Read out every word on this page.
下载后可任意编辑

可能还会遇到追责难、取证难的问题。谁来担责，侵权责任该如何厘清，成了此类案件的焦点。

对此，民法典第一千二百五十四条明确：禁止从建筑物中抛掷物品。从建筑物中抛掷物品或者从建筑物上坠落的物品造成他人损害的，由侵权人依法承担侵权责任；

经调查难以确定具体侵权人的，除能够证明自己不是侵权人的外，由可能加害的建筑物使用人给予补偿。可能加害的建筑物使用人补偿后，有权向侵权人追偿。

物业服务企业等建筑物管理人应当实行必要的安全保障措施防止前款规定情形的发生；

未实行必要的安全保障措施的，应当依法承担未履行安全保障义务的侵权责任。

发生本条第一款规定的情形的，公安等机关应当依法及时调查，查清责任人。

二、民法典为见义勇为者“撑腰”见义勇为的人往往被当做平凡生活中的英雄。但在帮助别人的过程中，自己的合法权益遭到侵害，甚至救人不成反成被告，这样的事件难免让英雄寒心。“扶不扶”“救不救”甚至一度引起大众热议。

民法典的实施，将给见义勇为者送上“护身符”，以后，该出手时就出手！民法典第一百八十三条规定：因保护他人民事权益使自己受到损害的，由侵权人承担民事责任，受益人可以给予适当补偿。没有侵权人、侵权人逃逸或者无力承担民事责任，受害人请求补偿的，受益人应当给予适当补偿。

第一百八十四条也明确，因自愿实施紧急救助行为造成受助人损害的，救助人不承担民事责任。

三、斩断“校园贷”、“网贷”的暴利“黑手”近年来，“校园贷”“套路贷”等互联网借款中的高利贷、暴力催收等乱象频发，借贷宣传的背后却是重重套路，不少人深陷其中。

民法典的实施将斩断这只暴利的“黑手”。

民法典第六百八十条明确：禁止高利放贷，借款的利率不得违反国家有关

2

+--

Using the data above, repeat every line exactly.

§ **Task output**
Read out every word on this page.
下载后可任意编辑

可能还会遇到追责难、取证难的问题。谁来担责，侵权责任该如何厘清，成了此类案件的焦点。

对此，民法典第一千二百五十四条明确：禁止从建筑物中抛掷物品。从建筑物中抛掷物品或者从建筑物上坠落的物品造成他人损害的，由侵权人依法承担侵权责任；

经调查难以确定具体侵权人的，除能够证明自己不是侵权人的外，由可能加害的建筑物使用人给予补偿。可能加害的建筑物使用人补偿后，有权向侵权人追偿。

物业服务企业等建筑物管理人应当实行必要的安全保障措施防止前款规定情形的发生；

未实行必要的安全保障措施的，应当依法承担未履行安全保障义务的侵权责任。

发生本条第一款规定的情形的，公安等机关应当依法及时调查，查清责任人。

二、民法典为见义勇为者“撑腰”见义勇为的人往往被当做平凡生活中的英雄。但在帮助别人的过程中，自己的合法权益遭到侵害，甚至救人不成反成被告，这样的事件难免让英雄寒心。“扶不扶”“救不救”甚至一度引起大众热议。

民法典的实施，将给见义勇为者送上“护身符”，以后，该出手时就出手！民法典第一百八十三条规定：因保护他人民事权益使自己受到损害的，由侵权人承担民事责任，受益人可以给予适当补偿。没有侵权人、侵权人逃逸或者无力承担民事责任，受害人请求补偿的，受益人应当给予适当补偿。

第一百八十四条也明确，因自愿实施紧急救助行为造成受助人损害的，救助人不承担民事责任。

三、斩断“校园贷”、“网贷”的暴利“黑手”近年来，“校园贷”“套路贷”等互联网借款中的高利贷、暴力催收等乱象频发，借贷宣传的背后却是重重套路，不少人深陷其中。

民法典的实施将斩断这只暴利的“黑手”。

民法典第六百八十条明确：禁止高利放贷，借款的利率不得违反国家有关

2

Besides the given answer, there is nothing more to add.